--- Start of Dataset excerpts ---

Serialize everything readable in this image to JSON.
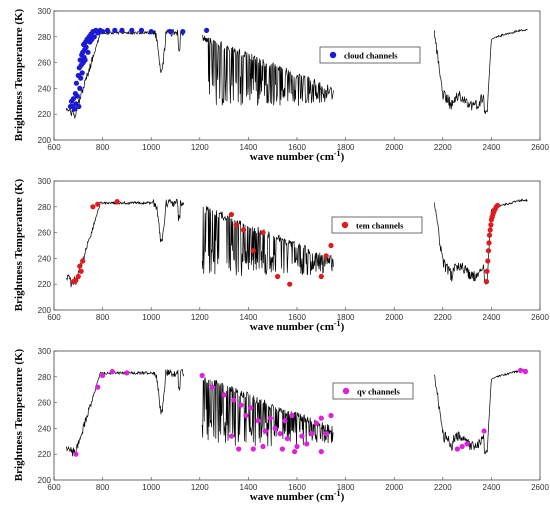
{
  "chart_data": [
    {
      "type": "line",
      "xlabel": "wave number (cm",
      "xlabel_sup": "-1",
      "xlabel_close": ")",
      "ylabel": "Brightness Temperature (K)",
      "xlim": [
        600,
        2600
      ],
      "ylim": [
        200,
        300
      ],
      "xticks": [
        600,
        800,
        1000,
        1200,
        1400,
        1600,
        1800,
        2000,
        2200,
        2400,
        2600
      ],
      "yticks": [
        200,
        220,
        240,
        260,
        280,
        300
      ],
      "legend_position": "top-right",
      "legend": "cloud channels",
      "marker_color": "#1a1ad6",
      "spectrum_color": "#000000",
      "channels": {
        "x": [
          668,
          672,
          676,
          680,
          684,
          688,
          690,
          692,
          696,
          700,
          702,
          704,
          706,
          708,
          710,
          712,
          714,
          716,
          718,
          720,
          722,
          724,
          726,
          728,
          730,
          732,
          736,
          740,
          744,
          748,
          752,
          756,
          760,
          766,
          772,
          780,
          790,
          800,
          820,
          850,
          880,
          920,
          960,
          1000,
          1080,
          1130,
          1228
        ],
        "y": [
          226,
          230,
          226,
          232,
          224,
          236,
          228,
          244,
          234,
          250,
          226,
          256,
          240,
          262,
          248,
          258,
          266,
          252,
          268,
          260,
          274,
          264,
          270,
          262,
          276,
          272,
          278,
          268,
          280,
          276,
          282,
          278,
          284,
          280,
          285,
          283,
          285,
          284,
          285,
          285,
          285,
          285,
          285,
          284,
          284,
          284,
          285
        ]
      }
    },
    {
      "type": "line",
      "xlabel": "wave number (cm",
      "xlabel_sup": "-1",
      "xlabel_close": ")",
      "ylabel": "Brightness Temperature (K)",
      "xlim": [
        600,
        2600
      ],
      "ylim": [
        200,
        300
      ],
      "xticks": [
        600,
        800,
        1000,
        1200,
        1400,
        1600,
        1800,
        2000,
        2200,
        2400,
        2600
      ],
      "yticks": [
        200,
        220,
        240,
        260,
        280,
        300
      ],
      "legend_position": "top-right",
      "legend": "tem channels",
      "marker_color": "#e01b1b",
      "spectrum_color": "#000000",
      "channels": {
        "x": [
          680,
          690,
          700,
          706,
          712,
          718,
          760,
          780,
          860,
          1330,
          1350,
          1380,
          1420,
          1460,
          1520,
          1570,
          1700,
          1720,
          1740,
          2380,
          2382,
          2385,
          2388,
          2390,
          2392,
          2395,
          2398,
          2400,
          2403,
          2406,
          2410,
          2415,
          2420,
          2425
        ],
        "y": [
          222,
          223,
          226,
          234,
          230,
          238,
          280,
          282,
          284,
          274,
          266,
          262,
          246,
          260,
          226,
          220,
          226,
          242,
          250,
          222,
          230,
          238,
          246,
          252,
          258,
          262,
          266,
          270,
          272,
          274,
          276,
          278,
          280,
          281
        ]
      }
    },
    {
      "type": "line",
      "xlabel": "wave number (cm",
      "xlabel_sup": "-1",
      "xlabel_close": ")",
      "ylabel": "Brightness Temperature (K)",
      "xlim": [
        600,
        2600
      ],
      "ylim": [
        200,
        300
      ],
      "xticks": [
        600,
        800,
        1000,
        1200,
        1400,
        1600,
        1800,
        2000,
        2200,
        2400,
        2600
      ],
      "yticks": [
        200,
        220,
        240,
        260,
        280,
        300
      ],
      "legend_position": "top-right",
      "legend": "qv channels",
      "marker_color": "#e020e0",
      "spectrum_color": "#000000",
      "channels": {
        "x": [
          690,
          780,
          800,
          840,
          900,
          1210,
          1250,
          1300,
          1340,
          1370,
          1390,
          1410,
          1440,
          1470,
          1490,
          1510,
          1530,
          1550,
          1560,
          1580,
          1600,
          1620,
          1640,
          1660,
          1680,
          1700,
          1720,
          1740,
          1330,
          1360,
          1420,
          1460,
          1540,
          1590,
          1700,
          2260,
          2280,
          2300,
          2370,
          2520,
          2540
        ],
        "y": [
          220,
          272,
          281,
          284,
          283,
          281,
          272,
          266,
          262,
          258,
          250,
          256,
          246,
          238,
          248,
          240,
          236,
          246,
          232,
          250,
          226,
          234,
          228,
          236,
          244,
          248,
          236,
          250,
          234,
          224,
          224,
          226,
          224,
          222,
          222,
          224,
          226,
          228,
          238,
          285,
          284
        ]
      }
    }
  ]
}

--- End of Dataset excerpts ---

Copy out every line of the material above exactly, skipping the pictures.

▶ [Exercise solution]
Serialize everything readable in this image to JSON.
{
  "chart_data": [
    {
      "type": "line",
      "xlabel": "wave number (cm",
      "xlabel_sup": "-1",
      "xlabel_close": ")",
      "ylabel": "Brightness Temperature (K)",
      "xlim": [
        600,
        2600
      ],
      "ylim": [
        200,
        300
      ],
      "xticks": [
        600,
        800,
        1000,
        1200,
        1400,
        1600,
        1800,
        2000,
        2200,
        2400,
        2600
      ],
      "yticks": [
        200,
        220,
        240,
        260,
        280,
        300
      ],
      "legend_position": "top-right",
      "legend": "cloud channels",
      "marker_color": "#1a1ad6",
      "spectrum_color": "#000000",
      "channels": {
        "x": [
          668,
          672,
          676,
          680,
          684,
          688,
          690,
          692,
          696,
          700,
          702,
          704,
          706,
          708,
          710,
          712,
          714,
          716,
          718,
          720,
          722,
          724,
          726,
          728,
          730,
          732,
          736,
          740,
          744,
          748,
          752,
          756,
          760,
          766,
          772,
          780,
          790,
          800,
          820,
          850,
          880,
          920,
          960,
          1000,
          1080,
          1130,
          1228
        ],
        "y": [
          226,
          230,
          226,
          232,
          224,
          236,
          228,
          244,
          234,
          250,
          226,
          256,
          240,
          262,
          248,
          258,
          266,
          252,
          268,
          260,
          274,
          264,
          270,
          262,
          276,
          272,
          278,
          268,
          280,
          276,
          282,
          278,
          284,
          280,
          285,
          283,
          285,
          284,
          285,
          285,
          285,
          285,
          285,
          284,
          284,
          284,
          285
        ]
      }
    },
    {
      "type": "line",
      "xlabel": "wave number (cm",
      "xlabel_sup": "-1",
      "xlabel_close": ")",
      "ylabel": "Brightness Temperature (K)",
      "xlim": [
        600,
        2600
      ],
      "ylim": [
        200,
        300
      ],
      "xticks": [
        600,
        800,
        1000,
        1200,
        1400,
        1600,
        1800,
        2000,
        2200,
        2400,
        2600
      ],
      "yticks": [
        200,
        220,
        240,
        260,
        280,
        300
      ],
      "legend_position": "top-right",
      "legend": "tem channels",
      "marker_color": "#e01b1b",
      "spectrum_color": "#000000",
      "channels": {
        "x": [
          680,
          690,
          700,
          706,
          712,
          718,
          760,
          780,
          860,
          1330,
          1350,
          1380,
          1420,
          1460,
          1520,
          1570,
          1700,
          1720,
          1740,
          2380,
          2382,
          2385,
          2388,
          2390,
          2392,
          2395,
          2398,
          2400,
          2403,
          2406,
          2410,
          2415,
          2420,
          2425
        ],
        "y": [
          222,
          223,
          226,
          234,
          230,
          238,
          280,
          282,
          284,
          274,
          266,
          262,
          246,
          260,
          226,
          220,
          226,
          242,
          250,
          222,
          230,
          238,
          246,
          252,
          258,
          262,
          266,
          270,
          272,
          274,
          276,
          278,
          280,
          281
        ]
      }
    },
    {
      "type": "line",
      "xlabel": "wave number (cm",
      "xlabel_sup": "-1",
      "xlabel_close": ")",
      "ylabel": "Brightness Temperature (K)",
      "xlim": [
        600,
        2600
      ],
      "ylim": [
        200,
        300
      ],
      "xticks": [
        600,
        800,
        1000,
        1200,
        1400,
        1600,
        1800,
        2000,
        2200,
        2400,
        2600
      ],
      "yticks": [
        200,
        220,
        240,
        260,
        280,
        300
      ],
      "legend_position": "top-right",
      "legend": "qv channels",
      "marker_color": "#e020e0",
      "spectrum_color": "#000000",
      "channels": {
        "x": [
          690,
          780,
          800,
          840,
          900,
          1210,
          1250,
          1300,
          1340,
          1370,
          1390,
          1410,
          1440,
          1470,
          1490,
          1510,
          1530,
          1550,
          1560,
          1580,
          1600,
          1620,
          1640,
          1660,
          1680,
          1700,
          1720,
          1740,
          1330,
          1360,
          1420,
          1460,
          1540,
          1590,
          1700,
          2260,
          2280,
          2300,
          2370,
          2520,
          2540
        ],
        "y": [
          220,
          272,
          281,
          284,
          283,
          281,
          272,
          266,
          262,
          258,
          250,
          256,
          246,
          238,
          248,
          240,
          236,
          246,
          232,
          250,
          226,
          234,
          228,
          236,
          244,
          248,
          236,
          250,
          234,
          224,
          224,
          226,
          224,
          222,
          222,
          224,
          226,
          228,
          238,
          285,
          284
        ]
      }
    }
  ]
}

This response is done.